■ Data lines:

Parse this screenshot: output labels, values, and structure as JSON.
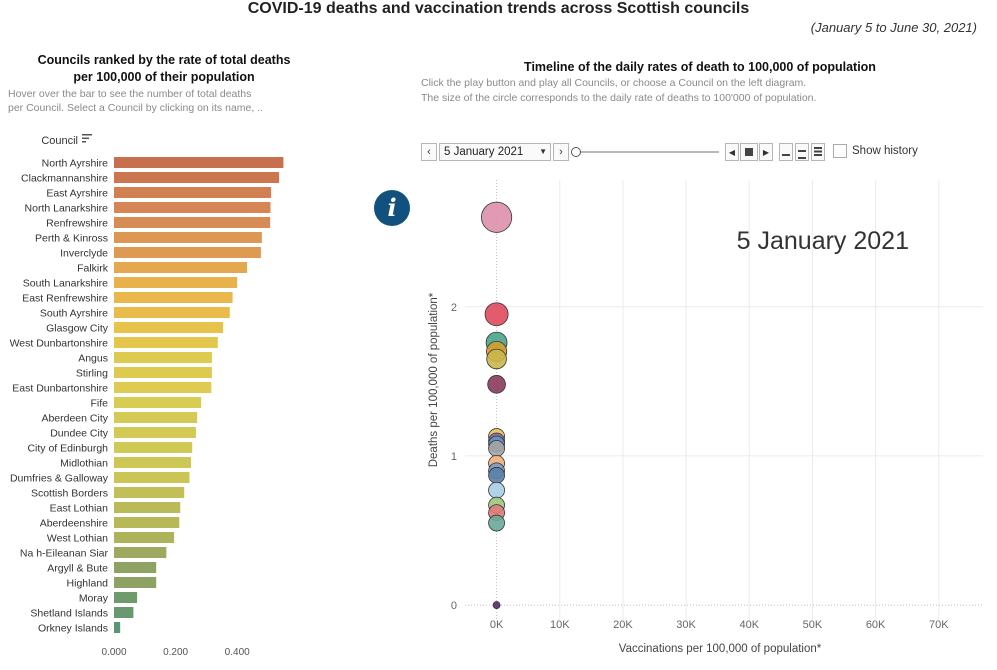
{
  "title": "COVID-19 deaths and vaccination trends across Scottish councils",
  "date_range": "(January 5 to June 30, 2021)",
  "left_panel": {
    "title_line1": "Councils ranked by the rate of total deaths",
    "title_line2": "per 100,000 of their population",
    "hint_line1": "Hover over the bar  to see the number of total deaths",
    "hint_line2": "per Council. Select a Council by clicking on its name, .."
  },
  "right_panel": {
    "title": "Timeline of the daily rates of death to 100,000 of population",
    "hint_line1": "Click the play button and play all Councils, or  choose a Council on the left diagram.",
    "hint_line2": "The size of the circle corresponds to the daily rate of deaths to 100'000 of population."
  },
  "controls": {
    "current_date": "5 January 2021",
    "show_history_label": "Show history",
    "prev_icon": "chevron-left-icon",
    "next_icon": "chevron-right-icon",
    "dropdown_icon": "caret-down-icon",
    "step_back_icon": "step-back-icon",
    "play_icon": "stop-square-icon",
    "step_forward_icon": "step-forward-icon",
    "speed_icons": [
      "speed-slow-icon",
      "speed-medium-icon",
      "speed-fast-icon"
    ]
  },
  "info_icon": {
    "symbol": "i",
    "name": "info-icon",
    "color": "#12507e"
  },
  "chart_data": [
    {
      "type": "bar",
      "orientation": "horizontal",
      "ylabel": "Council",
      "sort_icon": "sort-descending-icon",
      "categories": [
        "North Ayrshire",
        "Clackmannanshire",
        "East Ayrshire",
        "North Lanarkshire",
        "Renfrewshire",
        "Perth & Kinross",
        "Inverclyde",
        "Falkirk",
        "South Lanarkshire",
        "East Renfrewshire",
        "South Ayrshire",
        "Glasgow City",
        "West Dunbartonshire",
        "Angus",
        "Stirling",
        "East Dunbartonshire",
        "Fife",
        "Aberdeen City",
        "Dundee City",
        "City of Edinburgh",
        "Midlothian",
        "Dumfries & Galloway",
        "Scottish Borders",
        "East Lothian",
        "Aberdeenshire",
        "West Lothian",
        "Na h-Eileanan Siar",
        "Argyll & Bute",
        "Highland",
        "Moray",
        "Shetland Islands",
        "Orkney Islands"
      ],
      "values": [
        0.55,
        0.536,
        0.51,
        0.508,
        0.507,
        0.48,
        0.477,
        0.432,
        0.4,
        0.385,
        0.376,
        0.354,
        0.337,
        0.318,
        0.318,
        0.316,
        0.283,
        0.27,
        0.266,
        0.254,
        0.25,
        0.245,
        0.228,
        0.215,
        0.212,
        0.195,
        0.17,
        0.137,
        0.137,
        0.075,
        0.063,
        0.02
      ],
      "colors": [
        "#c8704e",
        "#cc7650",
        "#d27f52",
        "#d58654",
        "#d78b55",
        "#dd9752",
        "#df9a52",
        "#e4a84e",
        "#e7b24b",
        "#e8b84b",
        "#e9bb4b",
        "#e7c34c",
        "#e4c64d",
        "#dfca50",
        "#dfca50",
        "#decb50",
        "#d8cc52",
        "#d3cb54",
        "#d2ca54",
        "#cfc955",
        "#cdc756",
        "#cbc556",
        "#c2bf57",
        "#b9bb58",
        "#b7b958",
        "#adb35b",
        "#9ea95f",
        "#8ea363",
        "#8ea363",
        "#6f9b6c",
        "#68996f",
        "#5a9673"
      ],
      "xticks": [
        "0.000",
        "0.200",
        "0.400"
      ],
      "xlim": [
        0,
        0.55
      ]
    },
    {
      "type": "scatter",
      "xlabel": "Vaccinations per 100,000 of population*",
      "ylabel": "Deaths per 100,000 of population*",
      "annotation": "5 January 2021",
      "xlim": [
        -5000,
        77000
      ],
      "ylim": [
        -0.1,
        2.85
      ],
      "xticks": [
        0,
        10000,
        20000,
        30000,
        40000,
        50000,
        60000,
        70000
      ],
      "xtick_labels": [
        "0K",
        "10K",
        "20K",
        "30K",
        "40K",
        "50K",
        "60K",
        "70K"
      ],
      "yticks": [
        0,
        1,
        2
      ],
      "ytick_labels": [
        "0",
        "1",
        "2"
      ],
      "points": [
        {
          "x": 0,
          "y": 2.6,
          "color": "#de8fab"
        },
        {
          "x": 0,
          "y": 1.95,
          "color": "#e04a5e"
        },
        {
          "x": 0,
          "y": 1.76,
          "color": "#4aa48a"
        },
        {
          "x": 0,
          "y": 1.7,
          "color": "#d6a02e"
        },
        {
          "x": 0,
          "y": 1.65,
          "color": "#c9b74c"
        },
        {
          "x": 0,
          "y": 1.48,
          "color": "#8a3a5c"
        },
        {
          "x": 0,
          "y": 1.13,
          "color": "#e8c15a"
        },
        {
          "x": 0,
          "y": 1.1,
          "color": "#8e64b0"
        },
        {
          "x": 0,
          "y": 1.08,
          "color": "#5e94c4"
        },
        {
          "x": 0,
          "y": 1.05,
          "color": "#a5a5a5"
        },
        {
          "x": 0,
          "y": 0.95,
          "color": "#f0b07a"
        },
        {
          "x": 0,
          "y": 0.9,
          "color": "#7a9cc6"
        },
        {
          "x": 0,
          "y": 0.87,
          "color": "#5a7fa8"
        },
        {
          "x": 0,
          "y": 0.77,
          "color": "#a9cde6"
        },
        {
          "x": 0,
          "y": 0.67,
          "color": "#9bc67e"
        },
        {
          "x": 0,
          "y": 0.62,
          "color": "#e07a7a"
        },
        {
          "x": 0,
          "y": 0.55,
          "color": "#6aaa9a"
        },
        {
          "x": 0,
          "y": 0.0,
          "color": "#5b2a6e"
        }
      ]
    }
  ]
}
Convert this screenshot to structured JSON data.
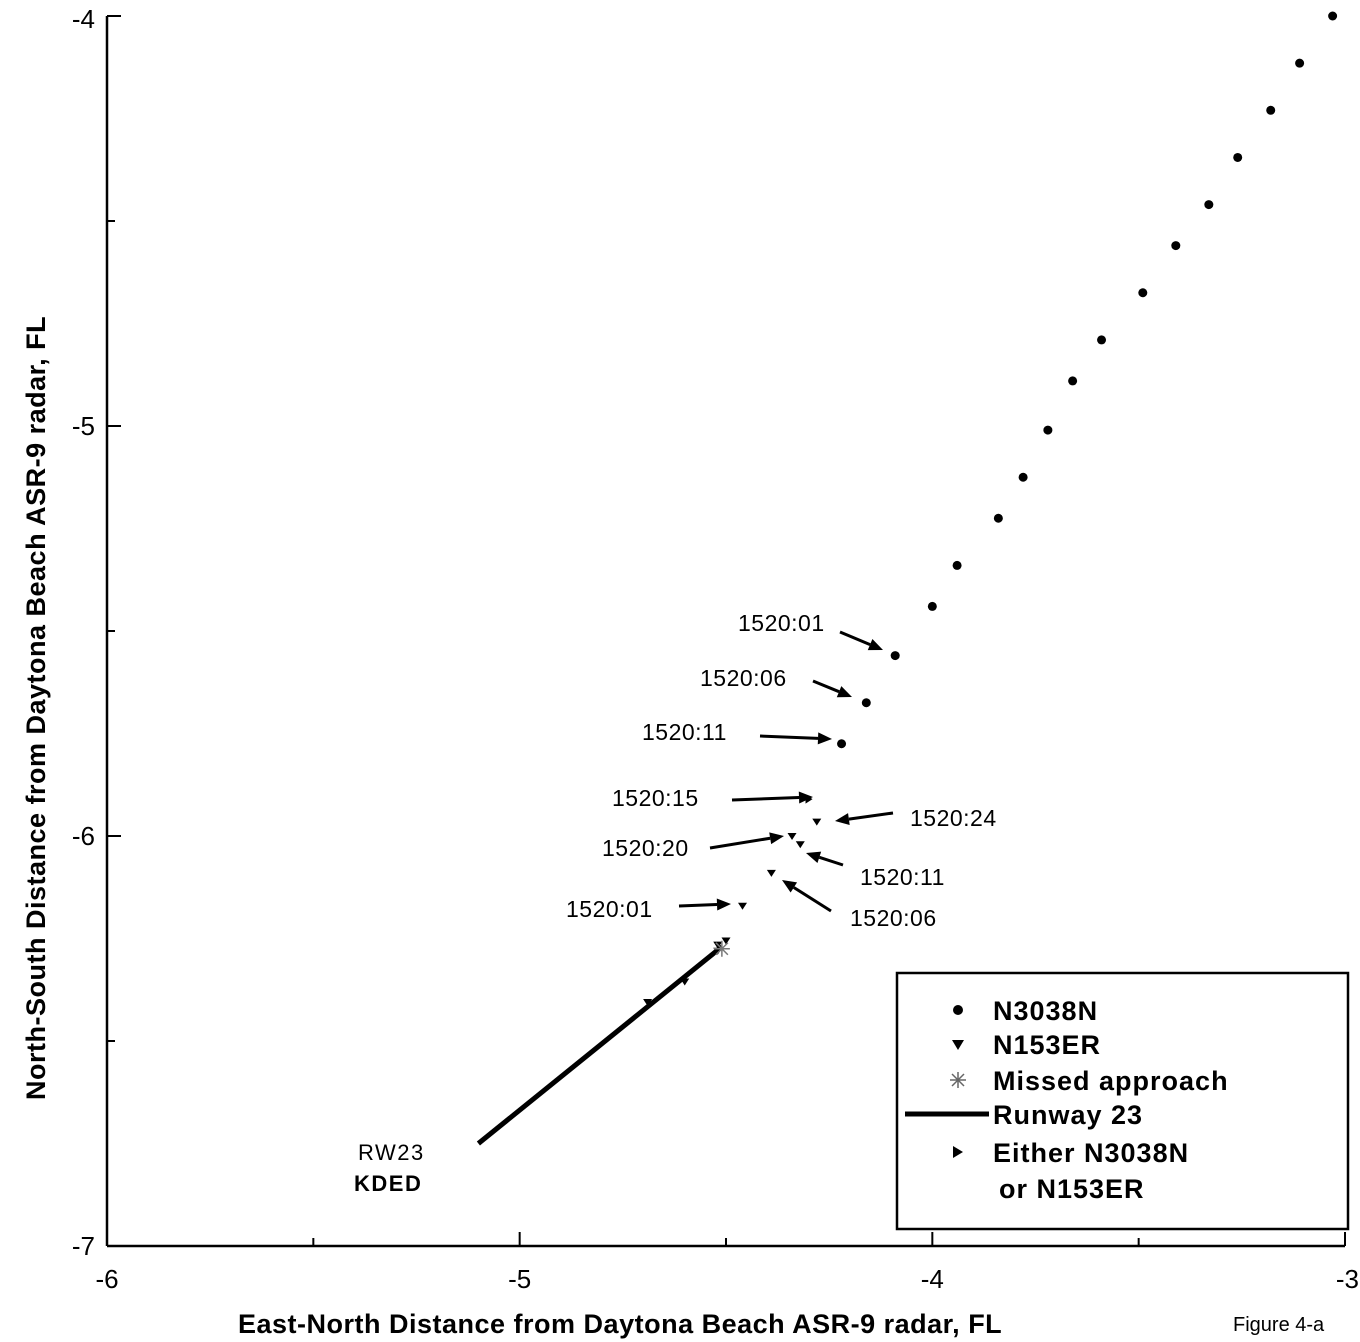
{
  "chart_data": {
    "type": "scatter",
    "title": "",
    "xlabel": "East-North Distance from Daytona Beach ASR-9 radar, FL",
    "ylabel": "North-South Distance from Daytona Beach ASR-9 radar, FL",
    "xlim": [
      -6,
      -3
    ],
    "ylim": [
      -7,
      -4
    ],
    "xticks": [
      -6,
      -5,
      -4,
      -3
    ],
    "xtick_labels": [
      "-6",
      "-5",
      "-4",
      "-3"
    ],
    "yticks": [
      -7,
      -6,
      -5,
      -4
    ],
    "ytick_labels": [
      "-7",
      "-6",
      "-5",
      "-4"
    ],
    "x_minor_ticks": [
      -5.5,
      -4.5,
      -3.5
    ],
    "y_minor_ticks": [
      -6.5,
      -5.5,
      -4.5
    ],
    "grid": false,
    "legend_position": "bottom-right",
    "series": [
      {
        "name": "N3038N",
        "marker": "circle",
        "points": [
          [
            -3.03,
            -4.0
          ],
          [
            -3.11,
            -4.115
          ],
          [
            -3.18,
            -4.23
          ],
          [
            -3.26,
            -4.345
          ],
          [
            -3.33,
            -4.46
          ],
          [
            -3.41,
            -4.56
          ],
          [
            -3.49,
            -4.675
          ],
          [
            -3.59,
            -4.79
          ],
          [
            -3.66,
            -4.89
          ],
          [
            -3.72,
            -5.01
          ],
          [
            -3.78,
            -5.125
          ],
          [
            -3.84,
            -5.225
          ],
          [
            -3.94,
            -5.34
          ],
          [
            -4.0,
            -5.44
          ],
          [
            -4.09,
            -5.56
          ],
          [
            -4.16,
            -5.675
          ],
          [
            -4.22,
            -5.775
          ]
        ]
      },
      {
        "name": "N153ER",
        "marker": "triangle-down",
        "points": [
          [
            -4.28,
            -5.965
          ],
          [
            -4.34,
            -6.0
          ],
          [
            -4.32,
            -6.02
          ],
          [
            -4.39,
            -6.09
          ],
          [
            -4.46,
            -6.17
          ],
          [
            -4.5,
            -6.255
          ],
          [
            -4.52,
            -6.265
          ],
          [
            -4.52,
            -6.28
          ],
          [
            -4.6,
            -6.355
          ],
          [
            -4.69,
            -6.405
          ]
        ]
      },
      {
        "name": "Missed approach",
        "marker": "asterisk",
        "points": [
          [
            -4.51,
            -6.275
          ]
        ]
      },
      {
        "name": "Runway 23",
        "marker": "line",
        "points": [
          [
            -5.1,
            -6.75
          ],
          [
            -4.51,
            -6.27
          ]
        ]
      },
      {
        "name": "Either N3038N\nor N153ER",
        "marker": "triangle-right",
        "points": [
          [
            -4.3,
            -5.91
          ]
        ]
      }
    ],
    "annotations": [
      {
        "text": "1520:01",
        "group": "N3038N"
      },
      {
        "text": "1520:06",
        "group": "N3038N"
      },
      {
        "text": "1520:11",
        "group": "N3038N"
      },
      {
        "text": "1520:15",
        "group": "either"
      },
      {
        "text": "1520:24",
        "group": "N153ER"
      },
      {
        "text": "1520:20",
        "group": "N153ER"
      },
      {
        "text": "1520:11",
        "group": "N153ER"
      },
      {
        "text": "1520:06",
        "group": "N153ER"
      },
      {
        "text": "1520:01",
        "group": "N153ER"
      }
    ],
    "runway_label": "RW23",
    "airport_label": "KDED",
    "legend": {
      "entries": [
        "N3038N",
        "N153ER",
        "Missed approach",
        "Runway 23",
        "Either N3038N",
        "or N153ER"
      ]
    },
    "figure_caption": "Figure 4-a"
  }
}
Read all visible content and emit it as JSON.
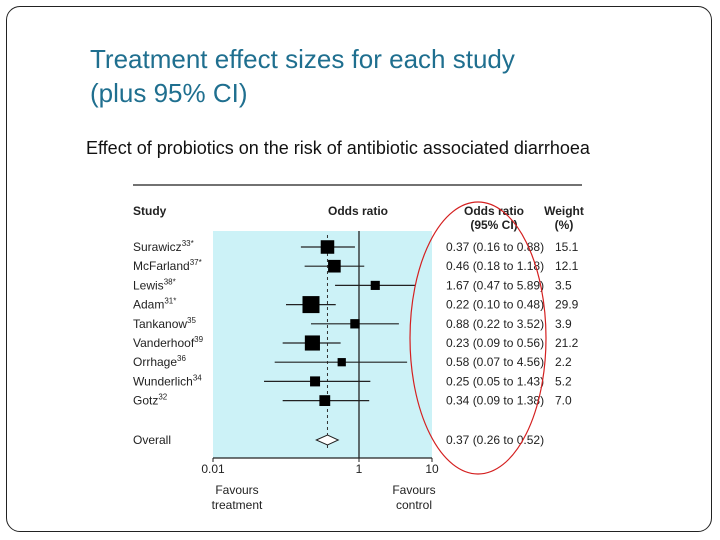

■ Instructions for the task: Say, as a single number and nothing more, how many lines of the entries contain the word "Lanarkshire".

■ Answer to the problem: 2